Find every line in the records below that holds the word "main" and copy it.
===============
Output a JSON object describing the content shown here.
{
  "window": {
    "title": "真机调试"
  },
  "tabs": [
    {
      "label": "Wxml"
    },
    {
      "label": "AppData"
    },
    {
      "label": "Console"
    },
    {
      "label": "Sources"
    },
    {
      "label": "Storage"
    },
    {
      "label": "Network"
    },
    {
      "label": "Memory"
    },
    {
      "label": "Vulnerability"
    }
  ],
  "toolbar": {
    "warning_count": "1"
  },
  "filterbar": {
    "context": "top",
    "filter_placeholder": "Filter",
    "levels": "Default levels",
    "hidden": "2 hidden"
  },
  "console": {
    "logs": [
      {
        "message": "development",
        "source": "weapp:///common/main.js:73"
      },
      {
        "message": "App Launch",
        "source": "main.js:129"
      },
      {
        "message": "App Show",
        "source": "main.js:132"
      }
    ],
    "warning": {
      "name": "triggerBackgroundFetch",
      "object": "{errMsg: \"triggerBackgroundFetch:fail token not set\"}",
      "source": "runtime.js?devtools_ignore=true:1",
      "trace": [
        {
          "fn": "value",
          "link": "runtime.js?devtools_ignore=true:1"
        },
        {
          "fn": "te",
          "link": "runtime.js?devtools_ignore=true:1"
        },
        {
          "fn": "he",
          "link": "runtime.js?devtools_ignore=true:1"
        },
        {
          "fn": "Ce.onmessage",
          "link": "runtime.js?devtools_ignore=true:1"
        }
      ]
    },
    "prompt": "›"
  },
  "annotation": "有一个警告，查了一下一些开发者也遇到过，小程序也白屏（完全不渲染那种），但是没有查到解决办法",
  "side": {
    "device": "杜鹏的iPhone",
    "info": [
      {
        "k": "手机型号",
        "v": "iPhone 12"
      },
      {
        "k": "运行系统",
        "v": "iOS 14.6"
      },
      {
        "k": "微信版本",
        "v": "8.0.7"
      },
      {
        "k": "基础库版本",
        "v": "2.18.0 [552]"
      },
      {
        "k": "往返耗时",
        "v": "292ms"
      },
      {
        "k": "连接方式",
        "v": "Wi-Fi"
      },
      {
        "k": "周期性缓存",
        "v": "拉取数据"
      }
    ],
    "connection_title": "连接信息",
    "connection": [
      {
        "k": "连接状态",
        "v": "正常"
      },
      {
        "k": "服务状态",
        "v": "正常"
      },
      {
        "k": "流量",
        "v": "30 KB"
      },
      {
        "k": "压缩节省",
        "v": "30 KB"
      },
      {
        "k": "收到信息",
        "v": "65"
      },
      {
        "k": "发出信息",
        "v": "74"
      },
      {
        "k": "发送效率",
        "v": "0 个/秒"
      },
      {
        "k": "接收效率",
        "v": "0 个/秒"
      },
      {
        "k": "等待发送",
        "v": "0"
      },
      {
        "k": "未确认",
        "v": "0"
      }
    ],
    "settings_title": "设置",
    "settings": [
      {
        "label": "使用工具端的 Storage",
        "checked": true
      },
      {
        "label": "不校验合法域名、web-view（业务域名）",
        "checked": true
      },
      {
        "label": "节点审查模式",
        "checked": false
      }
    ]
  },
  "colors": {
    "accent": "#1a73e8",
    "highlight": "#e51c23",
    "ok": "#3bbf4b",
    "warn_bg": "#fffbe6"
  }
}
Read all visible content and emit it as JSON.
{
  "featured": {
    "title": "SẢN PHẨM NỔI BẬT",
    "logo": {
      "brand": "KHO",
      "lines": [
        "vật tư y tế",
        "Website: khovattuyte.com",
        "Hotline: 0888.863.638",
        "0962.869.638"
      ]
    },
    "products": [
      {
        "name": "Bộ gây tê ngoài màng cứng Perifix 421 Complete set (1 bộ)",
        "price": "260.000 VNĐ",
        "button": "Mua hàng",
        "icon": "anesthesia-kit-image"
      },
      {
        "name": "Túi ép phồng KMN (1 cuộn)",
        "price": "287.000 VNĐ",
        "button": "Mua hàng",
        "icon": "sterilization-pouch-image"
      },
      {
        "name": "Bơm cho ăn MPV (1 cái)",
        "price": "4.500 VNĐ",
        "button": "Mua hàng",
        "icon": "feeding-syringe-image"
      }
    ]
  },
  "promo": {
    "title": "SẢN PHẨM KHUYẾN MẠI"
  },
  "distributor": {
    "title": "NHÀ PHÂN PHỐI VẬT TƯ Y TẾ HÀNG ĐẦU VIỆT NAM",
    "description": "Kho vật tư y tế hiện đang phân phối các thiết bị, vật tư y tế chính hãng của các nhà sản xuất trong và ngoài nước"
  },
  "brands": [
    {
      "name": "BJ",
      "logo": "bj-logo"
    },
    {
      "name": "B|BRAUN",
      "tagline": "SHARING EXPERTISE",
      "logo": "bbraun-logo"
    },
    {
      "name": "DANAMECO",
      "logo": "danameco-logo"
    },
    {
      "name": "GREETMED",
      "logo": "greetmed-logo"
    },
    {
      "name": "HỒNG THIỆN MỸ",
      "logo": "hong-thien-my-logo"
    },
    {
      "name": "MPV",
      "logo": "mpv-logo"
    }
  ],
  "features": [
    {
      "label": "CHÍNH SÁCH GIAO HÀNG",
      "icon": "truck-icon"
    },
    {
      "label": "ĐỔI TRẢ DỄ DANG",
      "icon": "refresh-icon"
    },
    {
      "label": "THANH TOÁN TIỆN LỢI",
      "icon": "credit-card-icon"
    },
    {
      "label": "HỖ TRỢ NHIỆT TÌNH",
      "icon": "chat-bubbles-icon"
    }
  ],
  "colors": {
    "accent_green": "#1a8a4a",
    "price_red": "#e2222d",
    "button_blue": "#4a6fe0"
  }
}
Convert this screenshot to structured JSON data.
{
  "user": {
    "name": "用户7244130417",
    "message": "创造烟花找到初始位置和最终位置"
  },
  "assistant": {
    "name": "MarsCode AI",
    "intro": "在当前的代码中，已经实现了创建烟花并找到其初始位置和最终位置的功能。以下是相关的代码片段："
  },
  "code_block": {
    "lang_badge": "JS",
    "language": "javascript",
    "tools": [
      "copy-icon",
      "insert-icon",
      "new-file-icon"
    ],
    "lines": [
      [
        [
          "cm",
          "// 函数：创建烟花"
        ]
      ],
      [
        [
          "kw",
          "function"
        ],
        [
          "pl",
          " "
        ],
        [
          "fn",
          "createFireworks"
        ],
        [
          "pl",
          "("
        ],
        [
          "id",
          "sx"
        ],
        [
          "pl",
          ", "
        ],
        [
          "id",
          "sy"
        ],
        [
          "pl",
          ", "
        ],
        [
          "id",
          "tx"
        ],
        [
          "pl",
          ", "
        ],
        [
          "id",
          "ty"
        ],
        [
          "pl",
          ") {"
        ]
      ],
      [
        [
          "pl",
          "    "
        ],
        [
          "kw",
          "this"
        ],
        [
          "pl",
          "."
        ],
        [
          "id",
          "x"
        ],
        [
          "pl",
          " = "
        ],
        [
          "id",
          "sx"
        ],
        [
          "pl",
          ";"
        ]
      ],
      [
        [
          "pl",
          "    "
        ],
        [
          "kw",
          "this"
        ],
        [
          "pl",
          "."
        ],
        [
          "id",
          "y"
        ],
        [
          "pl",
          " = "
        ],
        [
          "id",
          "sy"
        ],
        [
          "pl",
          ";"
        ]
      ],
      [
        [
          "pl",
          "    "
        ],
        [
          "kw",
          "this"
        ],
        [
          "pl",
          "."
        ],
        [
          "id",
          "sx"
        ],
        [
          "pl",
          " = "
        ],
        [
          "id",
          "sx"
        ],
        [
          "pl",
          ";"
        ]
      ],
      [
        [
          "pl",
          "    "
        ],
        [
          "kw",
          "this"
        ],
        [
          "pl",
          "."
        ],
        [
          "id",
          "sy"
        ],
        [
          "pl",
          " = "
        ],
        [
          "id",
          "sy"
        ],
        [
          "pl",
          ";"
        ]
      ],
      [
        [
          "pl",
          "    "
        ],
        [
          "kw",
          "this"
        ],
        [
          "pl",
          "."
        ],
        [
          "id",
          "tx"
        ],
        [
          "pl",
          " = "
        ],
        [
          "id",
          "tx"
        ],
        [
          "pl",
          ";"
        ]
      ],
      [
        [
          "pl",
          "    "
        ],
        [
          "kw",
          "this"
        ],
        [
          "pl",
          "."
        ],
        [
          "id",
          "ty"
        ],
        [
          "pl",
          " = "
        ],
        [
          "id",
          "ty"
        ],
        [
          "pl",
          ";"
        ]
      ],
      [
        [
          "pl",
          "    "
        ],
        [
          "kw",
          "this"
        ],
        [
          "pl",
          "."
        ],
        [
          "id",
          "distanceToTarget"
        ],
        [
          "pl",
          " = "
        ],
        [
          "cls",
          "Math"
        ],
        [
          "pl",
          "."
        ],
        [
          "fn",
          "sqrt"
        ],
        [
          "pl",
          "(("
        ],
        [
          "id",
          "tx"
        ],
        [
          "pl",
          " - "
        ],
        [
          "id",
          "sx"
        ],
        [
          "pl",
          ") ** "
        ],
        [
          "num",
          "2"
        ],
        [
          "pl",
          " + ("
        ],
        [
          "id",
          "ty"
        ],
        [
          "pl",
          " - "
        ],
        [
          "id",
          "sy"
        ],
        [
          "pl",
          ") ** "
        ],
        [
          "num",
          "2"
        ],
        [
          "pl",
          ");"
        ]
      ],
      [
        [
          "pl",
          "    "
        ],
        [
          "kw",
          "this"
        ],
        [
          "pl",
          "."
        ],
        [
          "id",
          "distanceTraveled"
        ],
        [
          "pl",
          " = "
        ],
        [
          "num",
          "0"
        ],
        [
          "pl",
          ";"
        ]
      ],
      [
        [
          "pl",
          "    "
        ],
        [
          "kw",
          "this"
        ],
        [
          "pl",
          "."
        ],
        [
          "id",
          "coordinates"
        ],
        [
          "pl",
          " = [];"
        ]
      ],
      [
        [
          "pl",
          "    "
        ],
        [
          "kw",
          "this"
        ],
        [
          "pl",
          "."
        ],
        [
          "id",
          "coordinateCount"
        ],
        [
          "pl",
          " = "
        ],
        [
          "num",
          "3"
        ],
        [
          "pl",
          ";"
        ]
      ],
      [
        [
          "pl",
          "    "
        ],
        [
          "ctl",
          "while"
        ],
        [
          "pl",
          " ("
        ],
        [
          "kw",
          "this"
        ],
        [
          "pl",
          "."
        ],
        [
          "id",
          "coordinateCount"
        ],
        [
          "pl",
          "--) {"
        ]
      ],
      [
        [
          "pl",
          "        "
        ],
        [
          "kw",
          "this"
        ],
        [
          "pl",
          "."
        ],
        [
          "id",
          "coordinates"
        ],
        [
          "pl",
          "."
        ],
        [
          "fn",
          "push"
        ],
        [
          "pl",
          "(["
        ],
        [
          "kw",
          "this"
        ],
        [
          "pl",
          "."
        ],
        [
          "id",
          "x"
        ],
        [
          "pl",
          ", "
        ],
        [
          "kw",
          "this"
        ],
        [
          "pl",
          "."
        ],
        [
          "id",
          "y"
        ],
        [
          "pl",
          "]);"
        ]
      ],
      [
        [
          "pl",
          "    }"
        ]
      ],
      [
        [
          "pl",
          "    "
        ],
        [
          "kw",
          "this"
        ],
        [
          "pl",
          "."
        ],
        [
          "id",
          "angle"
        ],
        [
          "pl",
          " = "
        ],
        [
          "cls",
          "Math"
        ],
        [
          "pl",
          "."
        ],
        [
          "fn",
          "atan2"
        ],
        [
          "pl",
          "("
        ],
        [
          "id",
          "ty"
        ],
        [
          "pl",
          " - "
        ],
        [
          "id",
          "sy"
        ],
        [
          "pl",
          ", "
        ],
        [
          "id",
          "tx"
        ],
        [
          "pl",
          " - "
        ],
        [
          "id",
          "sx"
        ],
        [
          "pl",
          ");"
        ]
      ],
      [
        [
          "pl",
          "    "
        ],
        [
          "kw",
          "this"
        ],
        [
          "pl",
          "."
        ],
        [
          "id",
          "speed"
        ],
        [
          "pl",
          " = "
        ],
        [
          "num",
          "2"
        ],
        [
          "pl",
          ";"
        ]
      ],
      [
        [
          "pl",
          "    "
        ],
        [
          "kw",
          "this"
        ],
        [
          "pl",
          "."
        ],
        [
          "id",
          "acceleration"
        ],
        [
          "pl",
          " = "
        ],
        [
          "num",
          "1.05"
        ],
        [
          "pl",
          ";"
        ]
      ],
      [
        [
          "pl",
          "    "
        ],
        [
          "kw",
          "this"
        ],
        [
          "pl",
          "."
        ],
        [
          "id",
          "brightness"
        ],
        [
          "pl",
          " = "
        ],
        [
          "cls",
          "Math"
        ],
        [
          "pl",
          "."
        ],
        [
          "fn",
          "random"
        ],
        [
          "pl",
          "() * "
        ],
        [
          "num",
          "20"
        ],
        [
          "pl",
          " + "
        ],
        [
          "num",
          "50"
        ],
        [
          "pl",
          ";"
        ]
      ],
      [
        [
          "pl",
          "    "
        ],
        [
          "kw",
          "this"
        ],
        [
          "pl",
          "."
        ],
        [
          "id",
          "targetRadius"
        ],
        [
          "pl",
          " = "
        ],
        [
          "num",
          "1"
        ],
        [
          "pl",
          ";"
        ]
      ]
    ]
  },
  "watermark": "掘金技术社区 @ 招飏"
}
===============
**Problem solution**
        "source": "weapp:///common/main.js:73"
        "source": "main.js:129"
        "source": "main.js:132"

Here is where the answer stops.